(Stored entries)

_ _ _ _

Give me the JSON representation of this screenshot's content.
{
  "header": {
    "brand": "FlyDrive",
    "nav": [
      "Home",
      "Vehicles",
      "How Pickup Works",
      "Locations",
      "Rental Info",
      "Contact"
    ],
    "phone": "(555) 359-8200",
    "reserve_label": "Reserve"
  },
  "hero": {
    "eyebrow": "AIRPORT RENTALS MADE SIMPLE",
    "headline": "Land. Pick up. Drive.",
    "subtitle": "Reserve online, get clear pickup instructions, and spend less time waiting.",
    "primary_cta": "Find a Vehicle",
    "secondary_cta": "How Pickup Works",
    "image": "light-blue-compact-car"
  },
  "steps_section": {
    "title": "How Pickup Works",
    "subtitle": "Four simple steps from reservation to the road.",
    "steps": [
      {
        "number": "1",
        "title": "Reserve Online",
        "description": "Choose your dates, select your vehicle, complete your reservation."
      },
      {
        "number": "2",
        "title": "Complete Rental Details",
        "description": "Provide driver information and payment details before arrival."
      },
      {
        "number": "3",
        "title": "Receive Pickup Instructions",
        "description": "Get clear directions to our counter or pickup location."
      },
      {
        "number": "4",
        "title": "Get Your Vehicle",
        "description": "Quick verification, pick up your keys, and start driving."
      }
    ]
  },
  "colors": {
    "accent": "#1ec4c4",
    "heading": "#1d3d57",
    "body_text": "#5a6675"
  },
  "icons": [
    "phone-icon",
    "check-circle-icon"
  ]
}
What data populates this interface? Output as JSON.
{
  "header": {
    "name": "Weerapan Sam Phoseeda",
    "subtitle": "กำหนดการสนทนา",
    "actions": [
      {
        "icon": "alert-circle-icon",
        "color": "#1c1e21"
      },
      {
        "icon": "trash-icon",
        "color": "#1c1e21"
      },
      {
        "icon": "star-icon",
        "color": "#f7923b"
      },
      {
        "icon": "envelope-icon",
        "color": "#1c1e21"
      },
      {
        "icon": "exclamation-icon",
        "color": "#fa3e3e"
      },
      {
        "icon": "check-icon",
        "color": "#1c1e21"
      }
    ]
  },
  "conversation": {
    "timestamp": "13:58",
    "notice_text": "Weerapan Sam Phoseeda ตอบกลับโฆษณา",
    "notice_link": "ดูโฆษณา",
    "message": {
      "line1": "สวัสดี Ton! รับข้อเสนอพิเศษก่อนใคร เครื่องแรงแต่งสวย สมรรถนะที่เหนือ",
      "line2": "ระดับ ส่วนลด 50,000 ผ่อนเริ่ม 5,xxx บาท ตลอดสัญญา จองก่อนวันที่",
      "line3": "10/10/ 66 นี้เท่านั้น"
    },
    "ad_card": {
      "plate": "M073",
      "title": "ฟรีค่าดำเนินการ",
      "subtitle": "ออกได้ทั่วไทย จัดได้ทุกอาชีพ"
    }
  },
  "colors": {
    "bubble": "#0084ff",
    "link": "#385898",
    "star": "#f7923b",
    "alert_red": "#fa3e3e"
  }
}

_ _ _ _

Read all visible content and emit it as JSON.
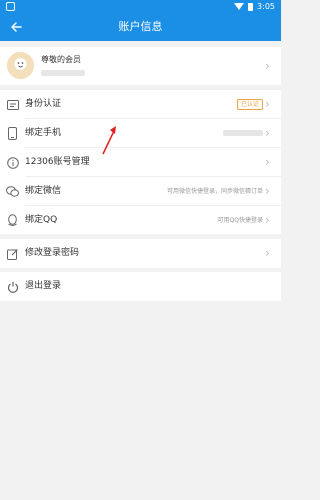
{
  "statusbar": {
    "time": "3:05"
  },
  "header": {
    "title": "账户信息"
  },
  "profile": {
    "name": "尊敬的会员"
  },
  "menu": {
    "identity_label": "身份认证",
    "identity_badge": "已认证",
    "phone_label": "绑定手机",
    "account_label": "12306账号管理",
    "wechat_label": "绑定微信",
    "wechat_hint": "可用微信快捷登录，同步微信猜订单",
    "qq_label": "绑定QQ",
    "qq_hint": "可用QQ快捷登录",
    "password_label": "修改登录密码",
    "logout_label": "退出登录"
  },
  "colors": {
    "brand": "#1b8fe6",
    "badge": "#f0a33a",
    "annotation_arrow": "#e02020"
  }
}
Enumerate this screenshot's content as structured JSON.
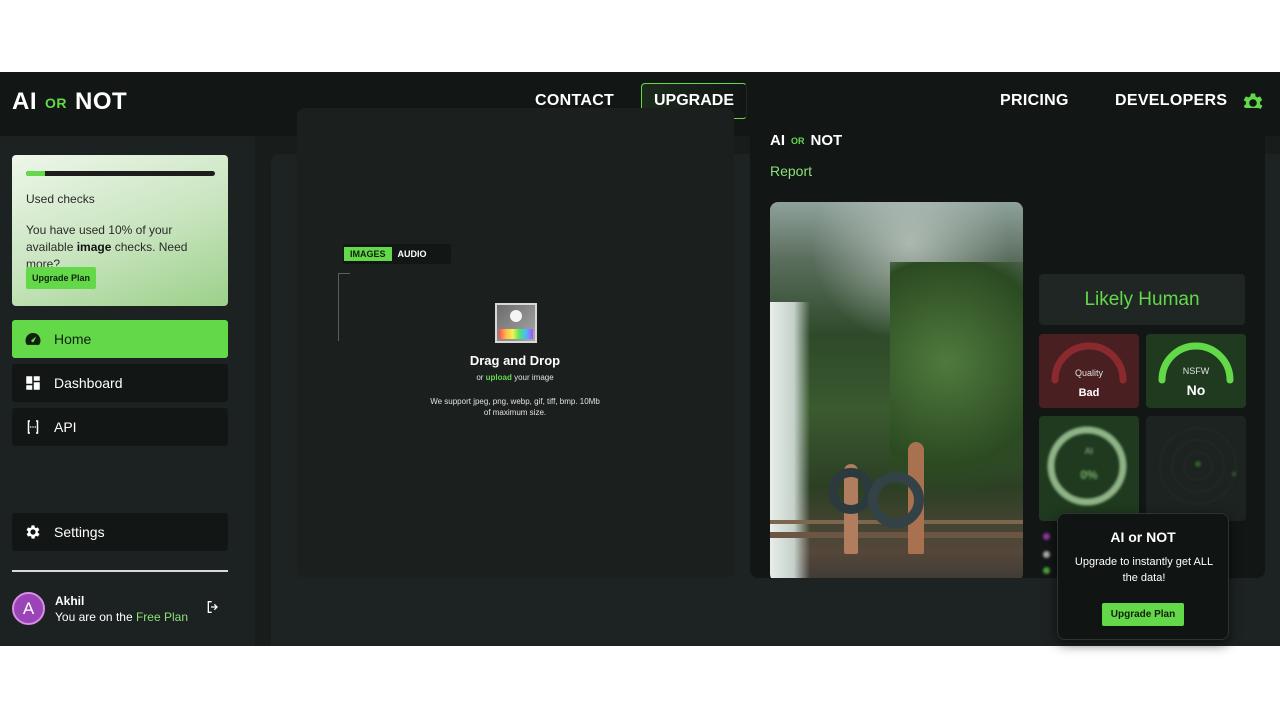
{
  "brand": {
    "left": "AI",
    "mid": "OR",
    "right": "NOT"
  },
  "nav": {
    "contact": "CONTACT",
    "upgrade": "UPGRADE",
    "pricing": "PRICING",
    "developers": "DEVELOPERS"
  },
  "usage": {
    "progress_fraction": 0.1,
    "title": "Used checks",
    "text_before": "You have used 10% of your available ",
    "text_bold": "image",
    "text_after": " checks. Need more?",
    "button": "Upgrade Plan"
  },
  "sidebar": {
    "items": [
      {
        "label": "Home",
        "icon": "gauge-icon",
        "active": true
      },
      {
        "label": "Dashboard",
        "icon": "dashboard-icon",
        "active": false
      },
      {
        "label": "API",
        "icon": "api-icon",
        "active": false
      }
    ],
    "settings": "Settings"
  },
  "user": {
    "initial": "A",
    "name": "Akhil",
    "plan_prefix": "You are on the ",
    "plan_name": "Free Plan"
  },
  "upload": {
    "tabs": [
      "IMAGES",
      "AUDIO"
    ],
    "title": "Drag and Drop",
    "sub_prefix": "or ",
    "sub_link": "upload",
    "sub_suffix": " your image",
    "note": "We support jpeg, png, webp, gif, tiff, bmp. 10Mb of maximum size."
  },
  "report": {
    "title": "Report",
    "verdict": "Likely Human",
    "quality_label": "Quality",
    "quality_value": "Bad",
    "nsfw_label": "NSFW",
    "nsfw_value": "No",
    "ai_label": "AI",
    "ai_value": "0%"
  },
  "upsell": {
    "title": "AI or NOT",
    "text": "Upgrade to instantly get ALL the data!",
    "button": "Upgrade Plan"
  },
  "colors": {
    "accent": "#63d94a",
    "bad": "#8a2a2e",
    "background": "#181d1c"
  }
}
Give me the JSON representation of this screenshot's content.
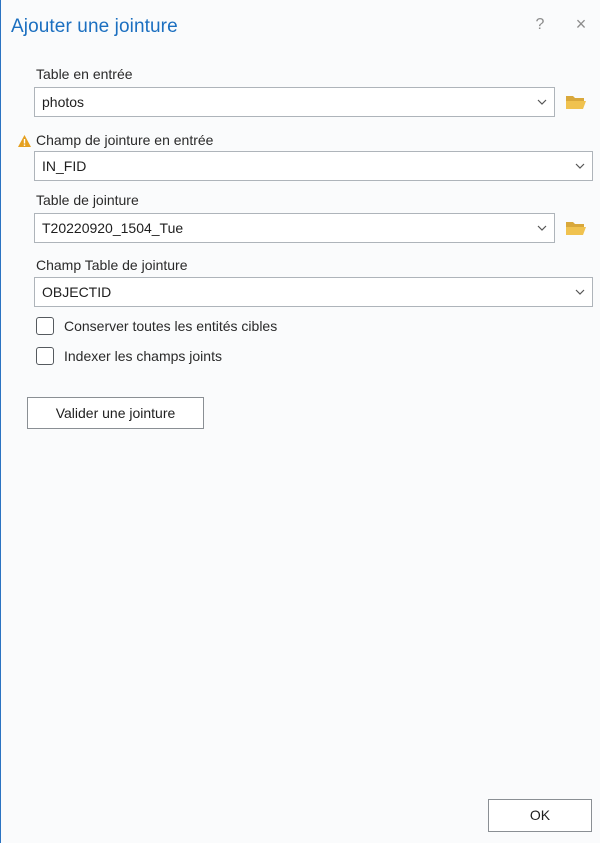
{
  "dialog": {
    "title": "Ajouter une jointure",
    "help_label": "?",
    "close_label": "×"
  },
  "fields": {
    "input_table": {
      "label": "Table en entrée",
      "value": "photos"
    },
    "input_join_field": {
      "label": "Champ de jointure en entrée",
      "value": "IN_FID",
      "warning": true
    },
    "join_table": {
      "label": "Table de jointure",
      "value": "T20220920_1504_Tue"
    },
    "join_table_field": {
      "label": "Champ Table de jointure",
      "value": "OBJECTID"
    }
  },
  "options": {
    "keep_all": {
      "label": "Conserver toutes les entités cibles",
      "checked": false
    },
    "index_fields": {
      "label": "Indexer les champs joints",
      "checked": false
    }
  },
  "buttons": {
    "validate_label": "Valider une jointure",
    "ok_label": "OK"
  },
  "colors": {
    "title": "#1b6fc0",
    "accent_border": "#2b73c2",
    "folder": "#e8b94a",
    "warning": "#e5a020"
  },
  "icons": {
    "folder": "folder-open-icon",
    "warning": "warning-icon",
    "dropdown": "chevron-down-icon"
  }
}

_ _ _ _

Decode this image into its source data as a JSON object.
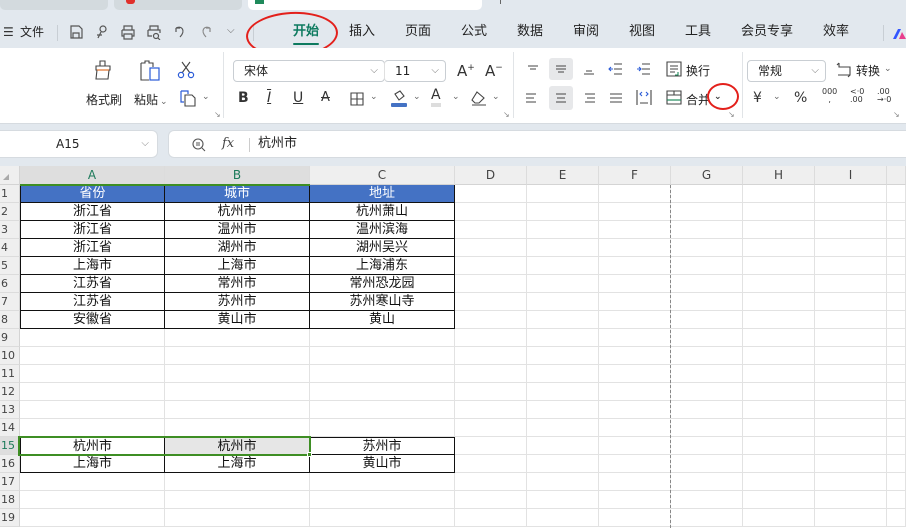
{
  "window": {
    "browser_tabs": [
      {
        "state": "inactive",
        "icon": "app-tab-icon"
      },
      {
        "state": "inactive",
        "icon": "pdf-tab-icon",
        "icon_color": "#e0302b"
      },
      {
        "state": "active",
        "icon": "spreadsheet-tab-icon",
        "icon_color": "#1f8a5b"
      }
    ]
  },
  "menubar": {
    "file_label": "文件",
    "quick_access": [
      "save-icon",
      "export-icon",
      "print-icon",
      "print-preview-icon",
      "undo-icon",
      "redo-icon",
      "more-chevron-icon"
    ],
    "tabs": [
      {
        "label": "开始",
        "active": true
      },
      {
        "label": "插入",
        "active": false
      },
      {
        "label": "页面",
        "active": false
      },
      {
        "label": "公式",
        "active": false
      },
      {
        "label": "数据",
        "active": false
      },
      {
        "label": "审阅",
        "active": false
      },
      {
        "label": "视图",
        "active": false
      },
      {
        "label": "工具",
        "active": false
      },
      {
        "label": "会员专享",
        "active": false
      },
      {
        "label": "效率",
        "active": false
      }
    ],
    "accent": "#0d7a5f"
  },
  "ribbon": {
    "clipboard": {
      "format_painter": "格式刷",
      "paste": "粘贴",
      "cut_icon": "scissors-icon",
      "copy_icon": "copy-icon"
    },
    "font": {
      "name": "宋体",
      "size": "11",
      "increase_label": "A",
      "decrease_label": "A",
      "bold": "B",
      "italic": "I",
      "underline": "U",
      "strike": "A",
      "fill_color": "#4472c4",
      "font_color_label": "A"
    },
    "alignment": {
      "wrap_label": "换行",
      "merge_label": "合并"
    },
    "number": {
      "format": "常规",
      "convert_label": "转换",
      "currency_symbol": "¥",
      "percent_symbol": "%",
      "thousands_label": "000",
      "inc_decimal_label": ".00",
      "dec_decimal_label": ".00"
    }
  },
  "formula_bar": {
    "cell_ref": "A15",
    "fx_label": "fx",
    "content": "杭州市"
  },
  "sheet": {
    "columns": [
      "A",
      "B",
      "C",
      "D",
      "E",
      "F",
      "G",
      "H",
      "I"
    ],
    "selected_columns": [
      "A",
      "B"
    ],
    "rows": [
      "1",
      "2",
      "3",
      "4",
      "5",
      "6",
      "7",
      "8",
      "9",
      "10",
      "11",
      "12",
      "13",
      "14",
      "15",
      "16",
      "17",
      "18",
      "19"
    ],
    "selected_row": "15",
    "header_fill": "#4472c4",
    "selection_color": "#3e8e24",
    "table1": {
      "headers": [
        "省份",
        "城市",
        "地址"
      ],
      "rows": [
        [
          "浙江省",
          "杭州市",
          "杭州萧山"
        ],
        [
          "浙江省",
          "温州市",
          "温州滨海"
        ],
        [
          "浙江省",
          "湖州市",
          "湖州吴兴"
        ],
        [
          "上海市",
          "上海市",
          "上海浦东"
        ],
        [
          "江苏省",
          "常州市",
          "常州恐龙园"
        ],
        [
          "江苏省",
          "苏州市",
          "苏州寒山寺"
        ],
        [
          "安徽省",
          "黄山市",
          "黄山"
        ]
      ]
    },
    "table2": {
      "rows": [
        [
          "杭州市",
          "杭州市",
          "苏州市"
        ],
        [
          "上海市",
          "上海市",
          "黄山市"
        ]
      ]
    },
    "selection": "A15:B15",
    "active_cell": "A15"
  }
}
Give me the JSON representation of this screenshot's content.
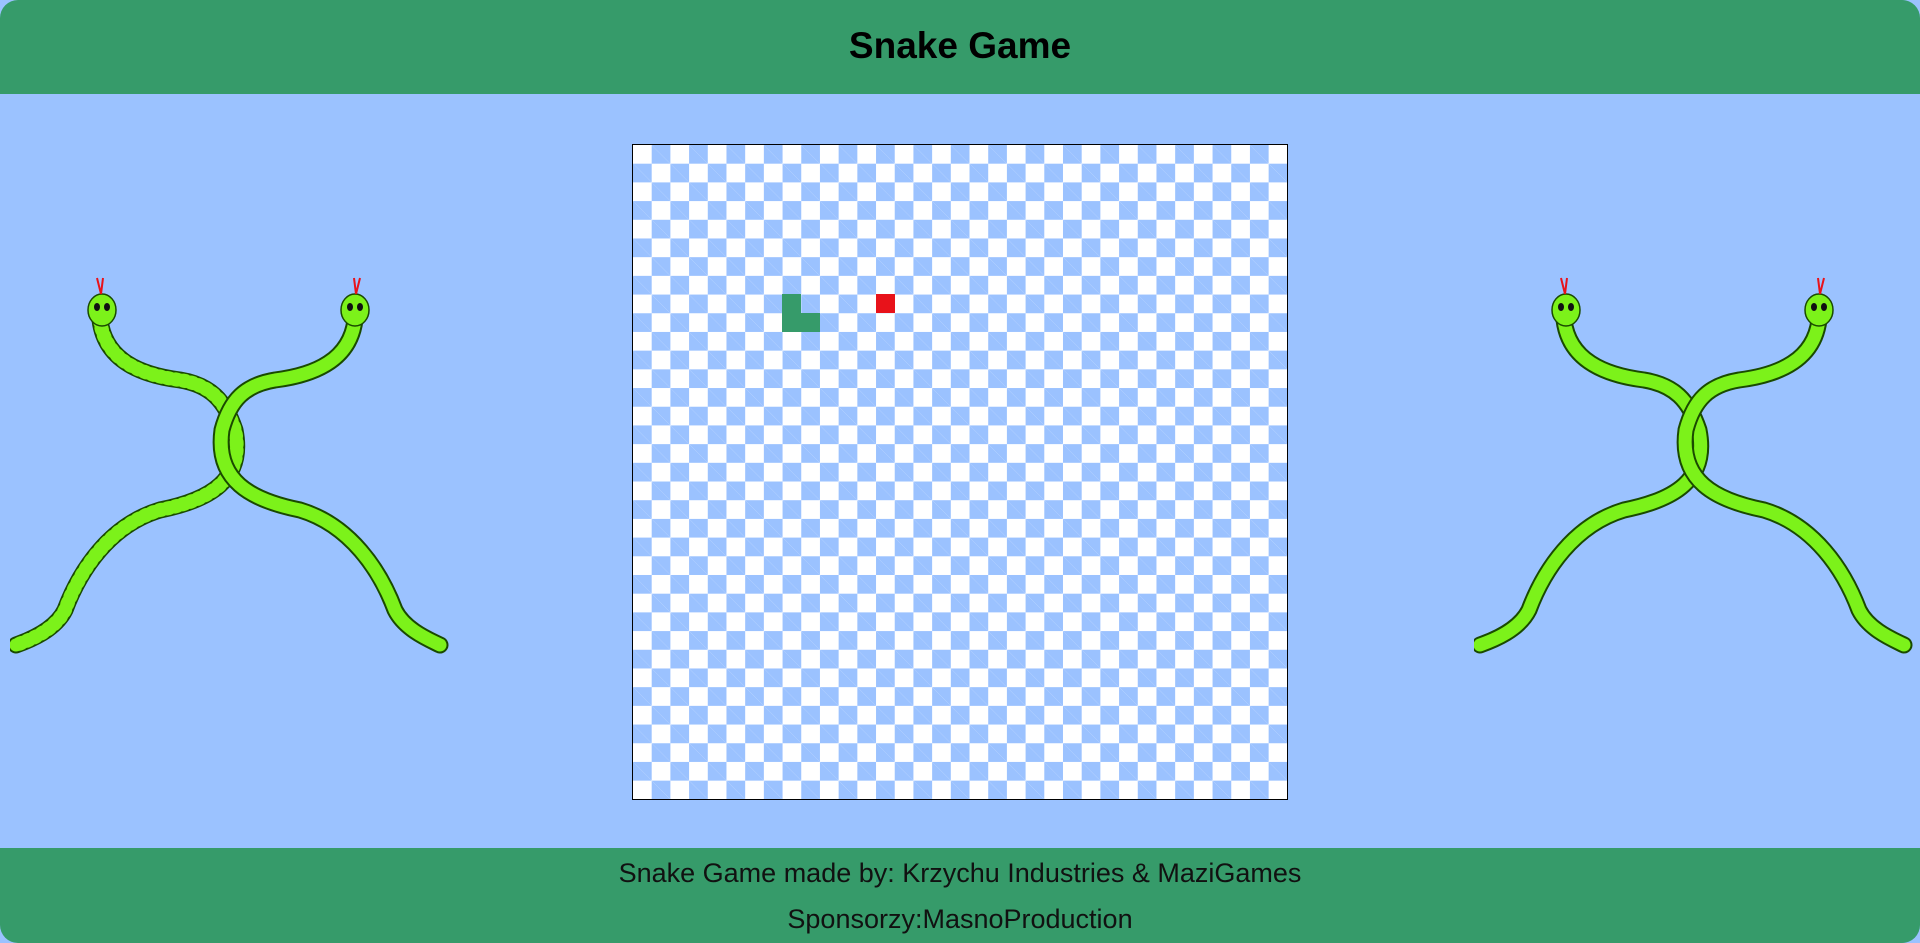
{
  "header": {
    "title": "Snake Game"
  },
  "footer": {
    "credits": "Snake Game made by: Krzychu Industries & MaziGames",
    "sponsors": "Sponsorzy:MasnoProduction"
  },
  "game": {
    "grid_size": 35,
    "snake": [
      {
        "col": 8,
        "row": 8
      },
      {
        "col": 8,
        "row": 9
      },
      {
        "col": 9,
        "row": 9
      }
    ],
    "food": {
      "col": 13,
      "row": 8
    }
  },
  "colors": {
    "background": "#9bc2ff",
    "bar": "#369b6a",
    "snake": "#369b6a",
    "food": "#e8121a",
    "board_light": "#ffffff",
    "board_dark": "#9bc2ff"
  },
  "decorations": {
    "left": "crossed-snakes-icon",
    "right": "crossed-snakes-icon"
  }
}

_ _ _ _

* **TASK DIRECTIONS**:
Filter the records, keeping only lines that contain "Phoseeda", and show those lines.

* **THE COMPLETED TASK**:
    "name": "Weerapan Sam Phoseeda",
    "notice_text": "Weerapan Sam Phoseeda ตอบกลับโฆษณา",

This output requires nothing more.